▸ STATED GOAL
Copy out each line of the data that holds the word "บภาษ".
--- Start of WORKING DATA ---
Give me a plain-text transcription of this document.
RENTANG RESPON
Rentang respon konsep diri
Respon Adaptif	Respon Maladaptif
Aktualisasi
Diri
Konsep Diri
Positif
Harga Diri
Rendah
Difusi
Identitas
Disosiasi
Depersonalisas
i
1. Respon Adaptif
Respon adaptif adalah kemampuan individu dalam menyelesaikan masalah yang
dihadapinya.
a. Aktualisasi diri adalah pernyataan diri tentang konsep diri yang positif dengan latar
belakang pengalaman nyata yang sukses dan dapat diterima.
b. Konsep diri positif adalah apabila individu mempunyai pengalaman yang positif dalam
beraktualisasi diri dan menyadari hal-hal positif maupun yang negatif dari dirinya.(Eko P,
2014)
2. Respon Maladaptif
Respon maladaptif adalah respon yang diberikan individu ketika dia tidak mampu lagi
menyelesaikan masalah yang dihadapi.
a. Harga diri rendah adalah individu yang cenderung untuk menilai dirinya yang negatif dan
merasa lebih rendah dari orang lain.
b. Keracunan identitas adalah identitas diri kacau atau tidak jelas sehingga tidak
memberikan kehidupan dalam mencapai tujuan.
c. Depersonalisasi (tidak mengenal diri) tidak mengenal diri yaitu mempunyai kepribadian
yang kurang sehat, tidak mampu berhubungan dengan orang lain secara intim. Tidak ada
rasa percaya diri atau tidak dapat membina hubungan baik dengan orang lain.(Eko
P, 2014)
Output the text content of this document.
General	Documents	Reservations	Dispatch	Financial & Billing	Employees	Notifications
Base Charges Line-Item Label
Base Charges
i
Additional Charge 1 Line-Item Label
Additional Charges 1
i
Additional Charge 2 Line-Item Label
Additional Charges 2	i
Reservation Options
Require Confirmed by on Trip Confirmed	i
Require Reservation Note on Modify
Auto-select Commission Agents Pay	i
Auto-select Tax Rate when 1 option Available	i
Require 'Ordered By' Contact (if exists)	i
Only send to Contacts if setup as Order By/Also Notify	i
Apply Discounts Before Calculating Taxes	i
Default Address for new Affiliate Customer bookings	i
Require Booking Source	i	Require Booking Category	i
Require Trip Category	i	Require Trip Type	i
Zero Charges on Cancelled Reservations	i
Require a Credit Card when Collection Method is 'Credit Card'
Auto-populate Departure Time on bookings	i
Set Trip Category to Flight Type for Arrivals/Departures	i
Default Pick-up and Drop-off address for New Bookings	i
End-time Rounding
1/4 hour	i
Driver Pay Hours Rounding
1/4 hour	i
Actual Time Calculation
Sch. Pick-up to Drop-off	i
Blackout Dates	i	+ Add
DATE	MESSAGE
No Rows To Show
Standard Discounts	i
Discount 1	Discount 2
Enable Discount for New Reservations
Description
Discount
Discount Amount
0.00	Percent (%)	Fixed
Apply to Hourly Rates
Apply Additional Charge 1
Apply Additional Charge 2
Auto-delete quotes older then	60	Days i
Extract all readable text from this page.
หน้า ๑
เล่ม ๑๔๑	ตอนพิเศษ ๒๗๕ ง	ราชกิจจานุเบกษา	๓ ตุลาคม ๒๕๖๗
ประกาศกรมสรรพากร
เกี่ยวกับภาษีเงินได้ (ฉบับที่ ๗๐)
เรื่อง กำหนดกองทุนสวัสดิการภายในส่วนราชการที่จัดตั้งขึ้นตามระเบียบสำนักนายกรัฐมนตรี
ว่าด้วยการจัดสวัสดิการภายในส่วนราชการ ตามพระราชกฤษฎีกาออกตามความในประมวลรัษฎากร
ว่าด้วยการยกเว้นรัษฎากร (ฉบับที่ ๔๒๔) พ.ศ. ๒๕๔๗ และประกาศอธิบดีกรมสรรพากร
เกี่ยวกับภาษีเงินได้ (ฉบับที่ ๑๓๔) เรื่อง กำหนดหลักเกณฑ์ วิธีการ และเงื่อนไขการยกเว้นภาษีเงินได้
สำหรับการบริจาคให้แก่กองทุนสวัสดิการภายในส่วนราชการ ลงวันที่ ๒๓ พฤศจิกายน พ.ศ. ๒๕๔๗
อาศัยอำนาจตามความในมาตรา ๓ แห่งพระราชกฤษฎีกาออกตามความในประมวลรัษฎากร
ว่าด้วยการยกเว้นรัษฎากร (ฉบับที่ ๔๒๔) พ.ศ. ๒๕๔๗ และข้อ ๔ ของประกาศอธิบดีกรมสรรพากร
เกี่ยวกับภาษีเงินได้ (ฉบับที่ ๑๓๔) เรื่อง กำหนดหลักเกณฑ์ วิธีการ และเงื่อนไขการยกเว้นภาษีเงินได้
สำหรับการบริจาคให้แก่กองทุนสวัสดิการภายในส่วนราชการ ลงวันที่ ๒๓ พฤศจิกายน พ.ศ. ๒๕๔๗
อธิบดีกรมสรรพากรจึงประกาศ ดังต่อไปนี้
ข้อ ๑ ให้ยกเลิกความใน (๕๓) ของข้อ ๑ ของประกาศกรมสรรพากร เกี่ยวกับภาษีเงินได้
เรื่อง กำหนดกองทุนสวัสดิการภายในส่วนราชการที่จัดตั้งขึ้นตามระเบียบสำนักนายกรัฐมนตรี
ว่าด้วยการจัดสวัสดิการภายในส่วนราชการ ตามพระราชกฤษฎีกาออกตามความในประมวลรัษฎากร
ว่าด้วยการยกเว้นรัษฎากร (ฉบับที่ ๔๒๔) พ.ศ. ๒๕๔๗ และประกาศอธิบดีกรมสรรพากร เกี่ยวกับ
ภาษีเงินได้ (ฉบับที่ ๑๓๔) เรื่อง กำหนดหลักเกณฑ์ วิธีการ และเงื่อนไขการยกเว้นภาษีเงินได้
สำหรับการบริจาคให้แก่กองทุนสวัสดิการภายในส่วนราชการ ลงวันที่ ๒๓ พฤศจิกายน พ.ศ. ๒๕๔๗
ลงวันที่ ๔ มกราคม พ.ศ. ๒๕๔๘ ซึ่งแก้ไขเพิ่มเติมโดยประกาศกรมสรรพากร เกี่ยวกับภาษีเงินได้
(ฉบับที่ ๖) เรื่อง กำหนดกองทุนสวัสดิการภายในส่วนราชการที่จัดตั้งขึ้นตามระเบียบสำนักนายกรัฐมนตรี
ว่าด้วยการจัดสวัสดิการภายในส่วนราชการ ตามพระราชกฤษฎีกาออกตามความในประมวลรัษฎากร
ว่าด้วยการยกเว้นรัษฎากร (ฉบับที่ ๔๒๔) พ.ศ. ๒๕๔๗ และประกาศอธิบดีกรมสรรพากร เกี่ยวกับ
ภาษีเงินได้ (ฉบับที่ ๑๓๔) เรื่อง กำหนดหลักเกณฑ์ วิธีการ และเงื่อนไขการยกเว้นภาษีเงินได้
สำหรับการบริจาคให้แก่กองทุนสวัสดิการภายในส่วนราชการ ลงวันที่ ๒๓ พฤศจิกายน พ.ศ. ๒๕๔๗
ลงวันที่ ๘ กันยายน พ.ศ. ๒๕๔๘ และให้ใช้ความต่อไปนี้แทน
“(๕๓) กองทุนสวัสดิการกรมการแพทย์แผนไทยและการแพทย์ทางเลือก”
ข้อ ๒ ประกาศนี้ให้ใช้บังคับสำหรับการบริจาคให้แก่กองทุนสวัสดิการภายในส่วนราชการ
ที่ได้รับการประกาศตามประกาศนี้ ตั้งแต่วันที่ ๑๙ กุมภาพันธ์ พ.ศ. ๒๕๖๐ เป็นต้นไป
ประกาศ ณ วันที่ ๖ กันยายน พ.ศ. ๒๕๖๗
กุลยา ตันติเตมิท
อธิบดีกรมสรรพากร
--- End of WORKING DATA ---
▸ TASK OUTPUT
เกี่ยวกับภาษีเงินได้ (ฉบับที่ ๗๐)
เกี่ยวกับภาษีเงินได้ (ฉบับที่ ๑๓๔) เรื่อง กำหนดหลักเกณฑ์ วิธีการ และเงื่อนไขการยกเว้นภาษีเงินได้
เกี่ยวกับภาษีเงินได้ (ฉบับที่ ๑๓๔) เรื่อง กำหนดหลักเกณฑ์ วิธีการ และเงื่อนไขการยกเว้นภาษีเงินได้
ข้อ ๑ ให้ยกเลิกความใน (๕๓) ของข้อ ๑ ของประกาศกรมสรรพากร เกี่ยวกับภาษีเงินได้
ลงวันที่ ๔ มกราคม พ.ศ. ๒๕๔๘ ซึ่งแก้ไขเพิ่มเติมโดยประกาศกรมสรรพากร เกี่ยวกับภาษีเงินได้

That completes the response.